__WHAT YOU SHOULD DO__
Quote the entries that follow exactly, leaving none out.

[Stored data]
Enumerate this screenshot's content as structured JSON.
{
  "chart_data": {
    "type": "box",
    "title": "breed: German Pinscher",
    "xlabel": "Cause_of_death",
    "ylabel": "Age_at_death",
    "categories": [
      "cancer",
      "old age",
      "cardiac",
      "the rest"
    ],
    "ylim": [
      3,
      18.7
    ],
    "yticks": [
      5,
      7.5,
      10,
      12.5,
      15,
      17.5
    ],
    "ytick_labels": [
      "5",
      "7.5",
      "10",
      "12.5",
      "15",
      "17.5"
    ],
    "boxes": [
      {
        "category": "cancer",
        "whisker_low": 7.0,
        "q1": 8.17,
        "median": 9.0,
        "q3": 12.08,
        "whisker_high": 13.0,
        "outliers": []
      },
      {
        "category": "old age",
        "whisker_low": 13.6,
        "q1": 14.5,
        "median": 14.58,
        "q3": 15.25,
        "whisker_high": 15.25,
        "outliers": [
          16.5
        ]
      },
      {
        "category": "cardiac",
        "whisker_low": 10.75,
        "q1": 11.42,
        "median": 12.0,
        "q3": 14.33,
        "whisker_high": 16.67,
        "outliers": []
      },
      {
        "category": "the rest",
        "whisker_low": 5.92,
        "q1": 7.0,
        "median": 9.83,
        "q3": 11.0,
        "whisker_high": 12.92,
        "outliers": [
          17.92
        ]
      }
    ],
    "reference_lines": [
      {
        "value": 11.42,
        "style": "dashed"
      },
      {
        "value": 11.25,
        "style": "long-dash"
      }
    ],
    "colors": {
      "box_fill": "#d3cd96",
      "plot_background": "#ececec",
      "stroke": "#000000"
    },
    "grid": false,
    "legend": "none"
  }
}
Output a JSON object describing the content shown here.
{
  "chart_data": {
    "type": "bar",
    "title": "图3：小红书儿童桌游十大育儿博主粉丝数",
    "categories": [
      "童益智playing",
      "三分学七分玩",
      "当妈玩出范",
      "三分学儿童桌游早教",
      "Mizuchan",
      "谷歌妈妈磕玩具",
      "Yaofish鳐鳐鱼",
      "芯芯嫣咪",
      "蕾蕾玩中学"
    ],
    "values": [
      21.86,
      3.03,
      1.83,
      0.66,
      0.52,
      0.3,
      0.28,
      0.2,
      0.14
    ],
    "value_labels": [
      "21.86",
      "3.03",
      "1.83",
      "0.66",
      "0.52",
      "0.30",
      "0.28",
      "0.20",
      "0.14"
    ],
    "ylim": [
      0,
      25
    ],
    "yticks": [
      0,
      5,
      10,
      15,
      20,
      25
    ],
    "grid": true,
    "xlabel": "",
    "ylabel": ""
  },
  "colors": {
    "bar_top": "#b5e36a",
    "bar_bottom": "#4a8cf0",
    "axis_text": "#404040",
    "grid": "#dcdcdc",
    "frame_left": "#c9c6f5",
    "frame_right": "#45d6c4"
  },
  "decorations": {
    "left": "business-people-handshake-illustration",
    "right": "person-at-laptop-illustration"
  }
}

__COMPLETE ANSWER__
Enumerate this screenshot's content as structured JSON.
{
  "chart_data": {
    "type": "box",
    "title": "breed: German Pinscher",
    "xlabel": "Cause_of_death",
    "ylabel": "Age_at_death",
    "categories": [
      "cancer",
      "old age",
      "cardiac",
      "the rest"
    ],
    "ylim": [
      3,
      18.7
    ],
    "yticks": [
      5,
      7.5,
      10,
      12.5,
      15,
      17.5
    ],
    "ytick_labels": [
      "5",
      "7.5",
      "10",
      "12.5",
      "15",
      "17.5"
    ],
    "boxes": [
      {
        "category": "cancer",
        "whisker_low": 7.0,
        "q1": 8.17,
        "median": 9.0,
        "q3": 12.08,
        "whisker_high": 13.0,
        "outliers": []
      },
      {
        "category": "old age",
        "whisker_low": 13.6,
        "q1": 14.5,
        "median": 14.58,
        "q3": 15.25,
        "whisker_high": 15.25,
        "outliers": [
          16.5
        ]
      },
      {
        "category": "cardiac",
        "whisker_low": 10.75,
        "q1": 11.42,
        "median": 12.0,
        "q3": 14.33,
        "whisker_high": 16.67,
        "outliers": []
      },
      {
        "category": "the rest",
        "whisker_low": 5.92,
        "q1": 7.0,
        "median": 9.83,
        "q3": 11.0,
        "whisker_high": 12.92,
        "outliers": [
          17.92
        ]
      }
    ],
    "reference_lines": [
      {
        "value": 11.42,
        "style": "dashed"
      },
      {
        "value": 11.25,
        "style": "long-dash"
      }
    ],
    "colors": {
      "box_fill": "#d3cd96",
      "plot_background": "#ececec",
      "stroke": "#000000"
    },
    "grid": false,
    "legend": "none"
  }
}
Output a JSON object describing the content shown here.
{
  "chart_data": {
    "type": "bar",
    "title": "图3：小红书儿童桌游十大育儿博主粉丝数",
    "categories": [
      "童益智playing",
      "三分学七分玩",
      "当妈玩出范",
      "三分学儿童桌游早教",
      "Mizuchan",
      "谷歌妈妈磕玩具",
      "Yaofish鳐鳐鱼",
      "芯芯嫣咪",
      "蕾蕾玩中学"
    ],
    "values": [
      21.86,
      3.03,
      1.83,
      0.66,
      0.52,
      0.3,
      0.28,
      0.2,
      0.14
    ],
    "value_labels": [
      "21.86",
      "3.03",
      "1.83",
      "0.66",
      "0.52",
      "0.30",
      "0.28",
      "0.20",
      "0.14"
    ],
    "ylim": [
      0,
      25
    ],
    "yticks": [
      0,
      5,
      10,
      15,
      20,
      25
    ],
    "grid": true,
    "xlabel": "",
    "ylabel": ""
  },
  "colors": {
    "bar_top": "#b5e36a",
    "bar_bottom": "#4a8cf0",
    "axis_text": "#404040",
    "grid": "#dcdcdc",
    "frame_left": "#c9c6f5",
    "frame_right": "#45d6c4"
  },
  "decorations": {
    "left": "business-people-handshake-illustration",
    "right": "person-at-laptop-illustration"
  }
}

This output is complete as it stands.